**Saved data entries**
───
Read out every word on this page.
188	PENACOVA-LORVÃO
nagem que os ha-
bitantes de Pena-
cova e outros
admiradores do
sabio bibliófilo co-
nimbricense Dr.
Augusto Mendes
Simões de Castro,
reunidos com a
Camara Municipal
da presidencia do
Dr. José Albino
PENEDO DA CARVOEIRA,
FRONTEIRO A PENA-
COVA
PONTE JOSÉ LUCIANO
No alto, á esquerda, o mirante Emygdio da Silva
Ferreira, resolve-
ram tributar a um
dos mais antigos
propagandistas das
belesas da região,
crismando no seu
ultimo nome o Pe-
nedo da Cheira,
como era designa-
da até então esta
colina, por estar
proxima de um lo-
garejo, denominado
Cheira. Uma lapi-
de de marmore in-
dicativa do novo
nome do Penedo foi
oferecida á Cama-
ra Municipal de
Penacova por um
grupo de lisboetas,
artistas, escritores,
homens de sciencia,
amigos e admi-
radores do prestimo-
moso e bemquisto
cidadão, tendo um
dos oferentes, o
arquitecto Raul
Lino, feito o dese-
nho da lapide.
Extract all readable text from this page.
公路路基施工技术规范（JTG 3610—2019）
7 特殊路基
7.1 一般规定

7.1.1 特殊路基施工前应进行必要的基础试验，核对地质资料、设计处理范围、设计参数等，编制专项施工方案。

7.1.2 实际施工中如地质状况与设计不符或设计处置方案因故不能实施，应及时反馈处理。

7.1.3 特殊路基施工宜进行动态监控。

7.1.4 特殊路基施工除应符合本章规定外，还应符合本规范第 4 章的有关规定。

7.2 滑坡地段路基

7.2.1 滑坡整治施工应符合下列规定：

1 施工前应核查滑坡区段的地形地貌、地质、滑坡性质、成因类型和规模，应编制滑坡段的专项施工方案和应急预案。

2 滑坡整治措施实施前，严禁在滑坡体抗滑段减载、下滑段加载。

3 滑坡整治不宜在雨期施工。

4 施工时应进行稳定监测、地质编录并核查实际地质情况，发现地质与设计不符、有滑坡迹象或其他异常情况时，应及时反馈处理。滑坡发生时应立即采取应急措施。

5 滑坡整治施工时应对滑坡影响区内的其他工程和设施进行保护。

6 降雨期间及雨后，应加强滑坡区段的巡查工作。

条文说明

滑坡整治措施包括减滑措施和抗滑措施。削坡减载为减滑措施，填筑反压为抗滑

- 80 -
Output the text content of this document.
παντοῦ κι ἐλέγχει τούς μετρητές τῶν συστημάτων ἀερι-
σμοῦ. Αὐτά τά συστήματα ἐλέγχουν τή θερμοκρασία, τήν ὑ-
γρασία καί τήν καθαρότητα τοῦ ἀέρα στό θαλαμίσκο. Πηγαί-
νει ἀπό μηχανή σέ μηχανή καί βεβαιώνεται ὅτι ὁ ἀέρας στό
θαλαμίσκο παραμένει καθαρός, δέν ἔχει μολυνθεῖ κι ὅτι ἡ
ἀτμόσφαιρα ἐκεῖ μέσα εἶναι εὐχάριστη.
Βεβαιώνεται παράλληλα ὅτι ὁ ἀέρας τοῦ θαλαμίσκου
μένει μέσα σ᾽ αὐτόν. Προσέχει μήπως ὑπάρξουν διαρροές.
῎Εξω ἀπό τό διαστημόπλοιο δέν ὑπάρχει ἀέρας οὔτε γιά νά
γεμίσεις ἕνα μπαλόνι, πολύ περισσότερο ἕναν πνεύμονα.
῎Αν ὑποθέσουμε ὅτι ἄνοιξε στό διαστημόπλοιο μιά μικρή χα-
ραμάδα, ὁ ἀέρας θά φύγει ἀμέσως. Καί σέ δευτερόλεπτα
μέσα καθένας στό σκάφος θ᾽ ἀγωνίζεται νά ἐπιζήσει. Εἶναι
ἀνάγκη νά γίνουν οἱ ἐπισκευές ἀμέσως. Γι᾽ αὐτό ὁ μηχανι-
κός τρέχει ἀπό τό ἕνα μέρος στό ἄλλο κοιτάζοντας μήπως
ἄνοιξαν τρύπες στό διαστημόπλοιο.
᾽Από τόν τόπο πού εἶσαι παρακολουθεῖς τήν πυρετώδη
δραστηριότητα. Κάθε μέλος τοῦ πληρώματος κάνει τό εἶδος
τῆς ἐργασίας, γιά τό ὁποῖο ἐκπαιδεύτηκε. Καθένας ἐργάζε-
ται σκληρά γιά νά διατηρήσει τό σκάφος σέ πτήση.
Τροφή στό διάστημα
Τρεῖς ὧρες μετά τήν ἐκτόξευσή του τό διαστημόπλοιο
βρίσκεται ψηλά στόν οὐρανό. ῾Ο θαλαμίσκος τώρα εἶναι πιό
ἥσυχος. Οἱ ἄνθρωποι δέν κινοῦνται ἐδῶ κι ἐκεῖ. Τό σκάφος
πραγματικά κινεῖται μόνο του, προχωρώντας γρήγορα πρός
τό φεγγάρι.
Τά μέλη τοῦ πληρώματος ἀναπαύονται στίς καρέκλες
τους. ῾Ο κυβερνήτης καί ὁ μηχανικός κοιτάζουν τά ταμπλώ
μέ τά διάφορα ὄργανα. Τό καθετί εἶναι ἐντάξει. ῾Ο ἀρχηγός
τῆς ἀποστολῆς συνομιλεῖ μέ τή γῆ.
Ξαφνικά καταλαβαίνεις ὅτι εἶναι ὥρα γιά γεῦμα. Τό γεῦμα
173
───
**What you need to do**
Find the line with "Output the text content of this document." in the listing above, then write out that line and each remaining line exactly, with no other text.

**Output for this exercise**
Output the text content of this document.
παντοῦ κι ἐλέγχει τούς μετρητές τῶν συστημάτων ἀερι-
σμοῦ. Αὐτά τά συστήματα ἐλέγχουν τή θερμοκρασία, τήν ὑ-
γρασία καί τήν καθαρότητα τοῦ ἀέρα στό θαλαμίσκο. Πηγαί-
νει ἀπό μηχανή σέ μηχανή καί βεβαιώνεται ὅτι ὁ ἀέρας στό
θαλαμίσκο παραμένει καθαρός, δέν ἔχει μολυνθεῖ κι ὅτι ἡ
ἀτμόσφαιρα ἐκεῖ μέσα εἶναι εὐχάριστη.
Βεβαιώνεται παράλληλα ὅτι ὁ ἀέρας τοῦ θαλαμίσκου
μένει μέσα σ᾽ αὐτόν. Προσέχει μήπως ὑπάρξουν διαρροές.
῎Εξω ἀπό τό διαστημόπλοιο δέν ὑπάρχει ἀέρας οὔτε γιά νά
γεμίσεις ἕνα μπαλόνι, πολύ περισσότερο ἕναν πνεύμονα.
῎Αν ὑποθέσουμε ὅτι ἄνοιξε στό διαστημόπλοιο μιά μικρή χα-
ραμάδα, ὁ ἀέρας θά φύγει ἀμέσως. Καί σέ δευτερόλεπτα
μέσα καθένας στό σκάφος θ᾽ ἀγωνίζεται νά ἐπιζήσει. Εἶναι
ἀνάγκη νά γίνουν οἱ ἐπισκευές ἀμέσως. Γι᾽ αὐτό ὁ μηχανι-
κός τρέχει ἀπό τό ἕνα μέρος στό ἄλλο κοιτάζοντας μήπως
ἄνοιξαν τρύπες στό διαστημόπλοιο.
᾽Από τόν τόπο πού εἶσαι παρακολουθεῖς τήν πυρετώδη
δραστηριότητα. Κάθε μέλος τοῦ πληρώματος κάνει τό εἶδος
τῆς ἐργασίας, γιά τό ὁποῖο ἐκπαιδεύτηκε. Καθένας ἐργάζε-
ται σκληρά γιά νά διατηρήσει τό σκάφος σέ πτήση.
Τροφή στό διάστημα
Τρεῖς ὧρες μετά τήν ἐκτόξευσή του τό διαστημόπλοιο
βρίσκεται ψηλά στόν οὐρανό. ῾Ο θαλαμίσκος τώρα εἶναι πιό
ἥσυχος. Οἱ ἄνθρωποι δέν κινοῦνται ἐδῶ κι ἐκεῖ. Τό σκάφος
πραγματικά κινεῖται μόνο του, προχωρώντας γρήγορα πρός
τό φεγγάρι.
Τά μέλη τοῦ πληρώματος ἀναπαύονται στίς καρέκλες
τους. ῾Ο κυβερνήτης καί ὁ μηχανικός κοιτάζουν τά ταμπλώ
μέ τά διάφορα ὄργανα. Τό καθετί εἶναι ἐντάξει. ῾Ο ἀρχηγός
τῆς ἀποστολῆς συνομιλεῖ μέ τή γῆ.
Ξαφνικά καταλαβαίνεις ὅτι εἶναι ὥρα γιά γεῦμα. Τό γεῦμα
173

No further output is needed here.